Exercise requirements:
Answer with one number: how many lines have "time".

Records:
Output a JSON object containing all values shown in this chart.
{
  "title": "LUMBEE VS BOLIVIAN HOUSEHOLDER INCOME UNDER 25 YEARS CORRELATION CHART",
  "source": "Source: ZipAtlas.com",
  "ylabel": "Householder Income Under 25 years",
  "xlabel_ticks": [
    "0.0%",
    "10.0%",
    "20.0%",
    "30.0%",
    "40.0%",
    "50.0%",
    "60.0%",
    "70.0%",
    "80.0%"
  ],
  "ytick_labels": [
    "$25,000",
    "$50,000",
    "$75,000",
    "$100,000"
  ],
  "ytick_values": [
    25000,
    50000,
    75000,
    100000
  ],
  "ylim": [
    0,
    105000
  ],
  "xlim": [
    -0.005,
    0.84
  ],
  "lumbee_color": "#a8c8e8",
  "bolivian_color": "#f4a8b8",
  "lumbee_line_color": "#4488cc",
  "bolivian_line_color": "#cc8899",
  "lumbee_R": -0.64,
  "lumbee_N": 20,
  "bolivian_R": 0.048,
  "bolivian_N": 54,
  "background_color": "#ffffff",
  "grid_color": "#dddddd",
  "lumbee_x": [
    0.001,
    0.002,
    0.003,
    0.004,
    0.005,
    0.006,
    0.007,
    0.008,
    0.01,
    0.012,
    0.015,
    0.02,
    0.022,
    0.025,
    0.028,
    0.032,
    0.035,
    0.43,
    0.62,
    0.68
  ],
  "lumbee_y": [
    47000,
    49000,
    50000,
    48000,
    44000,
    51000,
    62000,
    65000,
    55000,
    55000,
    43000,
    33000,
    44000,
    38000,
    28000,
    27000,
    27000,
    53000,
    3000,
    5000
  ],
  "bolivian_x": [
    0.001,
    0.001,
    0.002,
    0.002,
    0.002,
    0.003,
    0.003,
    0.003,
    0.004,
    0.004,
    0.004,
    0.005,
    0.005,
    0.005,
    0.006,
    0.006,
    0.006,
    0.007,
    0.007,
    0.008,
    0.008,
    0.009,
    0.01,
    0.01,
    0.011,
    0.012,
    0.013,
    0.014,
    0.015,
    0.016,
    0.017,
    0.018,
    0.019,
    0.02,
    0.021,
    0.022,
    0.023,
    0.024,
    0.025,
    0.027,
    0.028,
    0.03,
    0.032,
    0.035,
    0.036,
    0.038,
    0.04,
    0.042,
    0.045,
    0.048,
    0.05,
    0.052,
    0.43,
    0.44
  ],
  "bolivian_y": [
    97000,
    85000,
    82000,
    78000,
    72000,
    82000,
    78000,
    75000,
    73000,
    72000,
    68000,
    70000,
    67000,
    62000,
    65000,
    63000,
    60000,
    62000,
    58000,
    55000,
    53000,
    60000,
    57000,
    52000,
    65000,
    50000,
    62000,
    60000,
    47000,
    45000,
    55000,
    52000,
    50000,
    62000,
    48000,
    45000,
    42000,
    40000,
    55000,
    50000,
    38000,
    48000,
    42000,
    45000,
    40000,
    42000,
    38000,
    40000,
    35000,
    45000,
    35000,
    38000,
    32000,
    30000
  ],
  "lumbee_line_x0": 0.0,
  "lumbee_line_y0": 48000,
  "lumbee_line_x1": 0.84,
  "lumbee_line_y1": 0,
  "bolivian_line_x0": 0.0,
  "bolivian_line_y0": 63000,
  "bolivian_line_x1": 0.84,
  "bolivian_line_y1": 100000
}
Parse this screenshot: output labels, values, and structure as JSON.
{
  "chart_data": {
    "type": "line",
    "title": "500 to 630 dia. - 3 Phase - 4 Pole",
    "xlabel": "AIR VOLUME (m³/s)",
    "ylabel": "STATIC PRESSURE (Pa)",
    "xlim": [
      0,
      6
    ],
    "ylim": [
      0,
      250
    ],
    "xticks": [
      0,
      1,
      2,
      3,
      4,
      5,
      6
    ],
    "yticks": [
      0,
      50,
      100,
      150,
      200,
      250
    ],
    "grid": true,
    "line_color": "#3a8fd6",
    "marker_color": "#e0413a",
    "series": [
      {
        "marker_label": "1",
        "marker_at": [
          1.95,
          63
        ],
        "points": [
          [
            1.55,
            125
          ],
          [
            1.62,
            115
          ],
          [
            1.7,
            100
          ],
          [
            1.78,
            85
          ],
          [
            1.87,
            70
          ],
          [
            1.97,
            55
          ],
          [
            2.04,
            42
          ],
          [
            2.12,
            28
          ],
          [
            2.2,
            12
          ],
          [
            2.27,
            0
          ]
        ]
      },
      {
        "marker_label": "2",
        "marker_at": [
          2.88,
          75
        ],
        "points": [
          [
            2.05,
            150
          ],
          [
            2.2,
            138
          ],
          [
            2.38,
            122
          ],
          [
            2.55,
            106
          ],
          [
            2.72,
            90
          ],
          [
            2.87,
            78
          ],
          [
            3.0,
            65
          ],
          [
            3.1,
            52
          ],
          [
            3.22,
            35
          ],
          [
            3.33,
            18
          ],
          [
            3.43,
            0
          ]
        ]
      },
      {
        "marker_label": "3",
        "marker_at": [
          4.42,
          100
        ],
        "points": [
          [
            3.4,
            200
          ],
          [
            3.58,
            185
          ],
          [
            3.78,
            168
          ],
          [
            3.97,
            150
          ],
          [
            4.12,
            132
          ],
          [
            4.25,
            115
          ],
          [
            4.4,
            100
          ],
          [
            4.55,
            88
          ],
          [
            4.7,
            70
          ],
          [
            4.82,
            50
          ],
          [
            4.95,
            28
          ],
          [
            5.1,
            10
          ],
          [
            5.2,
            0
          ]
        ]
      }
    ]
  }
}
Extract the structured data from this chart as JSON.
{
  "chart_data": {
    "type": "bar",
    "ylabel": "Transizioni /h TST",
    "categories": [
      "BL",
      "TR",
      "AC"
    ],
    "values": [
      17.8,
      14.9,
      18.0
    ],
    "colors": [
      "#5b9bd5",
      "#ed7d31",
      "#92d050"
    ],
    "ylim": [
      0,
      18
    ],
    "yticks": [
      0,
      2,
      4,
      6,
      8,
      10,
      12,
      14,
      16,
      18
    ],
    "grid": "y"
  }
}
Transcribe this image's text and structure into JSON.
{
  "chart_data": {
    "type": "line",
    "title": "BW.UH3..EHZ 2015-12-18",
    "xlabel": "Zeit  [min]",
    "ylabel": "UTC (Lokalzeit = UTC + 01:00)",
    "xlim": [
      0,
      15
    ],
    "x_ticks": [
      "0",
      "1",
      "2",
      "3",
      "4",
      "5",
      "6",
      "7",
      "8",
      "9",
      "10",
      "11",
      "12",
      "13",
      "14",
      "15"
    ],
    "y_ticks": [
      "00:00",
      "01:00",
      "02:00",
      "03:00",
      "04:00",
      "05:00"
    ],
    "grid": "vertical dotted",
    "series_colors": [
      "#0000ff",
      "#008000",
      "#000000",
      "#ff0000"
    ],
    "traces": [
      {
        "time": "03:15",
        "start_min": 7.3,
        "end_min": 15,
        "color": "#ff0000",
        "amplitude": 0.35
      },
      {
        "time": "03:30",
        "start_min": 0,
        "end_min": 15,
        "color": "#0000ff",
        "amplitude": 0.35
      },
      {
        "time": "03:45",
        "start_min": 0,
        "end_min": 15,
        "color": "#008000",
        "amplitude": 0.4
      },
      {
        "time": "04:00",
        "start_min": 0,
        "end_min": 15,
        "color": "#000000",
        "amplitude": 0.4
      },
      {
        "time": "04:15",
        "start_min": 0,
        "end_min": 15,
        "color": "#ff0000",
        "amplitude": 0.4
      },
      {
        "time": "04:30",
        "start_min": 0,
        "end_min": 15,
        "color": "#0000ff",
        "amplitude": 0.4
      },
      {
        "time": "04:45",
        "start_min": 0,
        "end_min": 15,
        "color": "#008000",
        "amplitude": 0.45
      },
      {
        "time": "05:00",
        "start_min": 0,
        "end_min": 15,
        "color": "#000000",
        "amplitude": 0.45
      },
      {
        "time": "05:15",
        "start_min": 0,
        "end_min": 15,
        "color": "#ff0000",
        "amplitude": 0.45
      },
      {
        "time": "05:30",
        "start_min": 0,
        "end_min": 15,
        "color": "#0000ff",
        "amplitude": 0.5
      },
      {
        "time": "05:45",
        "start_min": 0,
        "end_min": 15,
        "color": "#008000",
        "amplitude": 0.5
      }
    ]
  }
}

Task result:
11